Task statement
Every entry must be echoed exactly.

****************

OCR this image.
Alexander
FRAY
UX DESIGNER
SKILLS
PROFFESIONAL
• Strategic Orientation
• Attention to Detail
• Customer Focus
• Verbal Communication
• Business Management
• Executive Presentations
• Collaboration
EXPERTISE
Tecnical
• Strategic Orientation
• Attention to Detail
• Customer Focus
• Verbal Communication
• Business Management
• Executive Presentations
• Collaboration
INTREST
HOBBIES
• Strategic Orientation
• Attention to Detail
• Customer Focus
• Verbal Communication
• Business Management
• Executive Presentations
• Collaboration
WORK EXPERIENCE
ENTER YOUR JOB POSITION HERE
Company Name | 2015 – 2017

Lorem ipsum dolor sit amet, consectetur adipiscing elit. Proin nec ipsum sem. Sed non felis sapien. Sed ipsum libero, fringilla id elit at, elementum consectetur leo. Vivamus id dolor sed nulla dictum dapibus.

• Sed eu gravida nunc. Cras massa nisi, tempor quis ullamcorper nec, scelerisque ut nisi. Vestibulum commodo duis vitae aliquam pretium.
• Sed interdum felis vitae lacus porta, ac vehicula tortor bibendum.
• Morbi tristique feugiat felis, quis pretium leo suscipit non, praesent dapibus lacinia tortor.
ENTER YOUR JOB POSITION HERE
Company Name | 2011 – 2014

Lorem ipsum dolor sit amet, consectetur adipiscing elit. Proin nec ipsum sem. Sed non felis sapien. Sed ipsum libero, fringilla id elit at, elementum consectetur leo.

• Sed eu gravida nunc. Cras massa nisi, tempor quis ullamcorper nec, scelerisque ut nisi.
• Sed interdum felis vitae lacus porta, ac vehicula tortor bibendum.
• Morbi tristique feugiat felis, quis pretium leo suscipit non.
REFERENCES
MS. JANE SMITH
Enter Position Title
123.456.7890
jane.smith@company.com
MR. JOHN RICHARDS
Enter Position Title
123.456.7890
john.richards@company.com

****************

Response to the exercise
OCR this image.
Alexander
FRAY
UX DESIGNER
SKILLS
PROFFESIONAL
• Strategic Orientation
• Attention to Detail
• Customer Focus
• Verbal Communication
• Business Management
• Executive Presentations
• Collaboration
EXPERTISE
Tecnical
• Strategic Orientation
• Attention to Detail
• Customer Focus
• Verbal Communication
• Business Management
• Executive Presentations
• Collaboration
INTREST
HOBBIES
• Strategic Orientation
• Attention to Detail
• Customer Focus
• Verbal Communication
• Business Management
• Executive Presentations
• Collaboration
WORK EXPERIENCE
ENTER YOUR JOB POSITION HERE
Company Name | 2015 – 2017

Lorem ipsum dolor sit amet, consectetur adipiscing elit. Proin nec ipsum sem. Sed non felis sapien. Sed ipsum libero, fringilla id elit at, elementum consectetur leo. Vivamus id dolor sed nulla dictum dapibus.

• Sed eu gravida nunc. Cras massa nisi, tempor quis ullamcorper nec, scelerisque ut nisi. Vestibulum commodo duis vitae aliquam pretium.
• Sed interdum felis vitae lacus porta, ac vehicula tortor bibendum.
• Morbi tristique feugiat felis, quis pretium leo suscipit non, praesent dapibus lacinia tortor.
ENTER YOUR JOB POSITION HERE
Company Name | 2011 – 2014

Lorem ipsum dolor sit amet, consectetur adipiscing elit. Proin nec ipsum sem. Sed non felis sapien. Sed ipsum libero, fringilla id elit at, elementum consectetur leo.

• Sed eu gravida nunc. Cras massa nisi, tempor quis ullamcorper nec, scelerisque ut nisi.
• Sed interdum felis vitae lacus porta, ac vehicula tortor bibendum.
• Morbi tristique feugiat felis, quis pretium leo suscipit non.
REFERENCES
MS. JANE SMITH
Enter Position Title
123.456.7890
jane.smith@company.com
MR. JOHN RICHARDS
Enter Position Title
123.456.7890
john.richards@company.com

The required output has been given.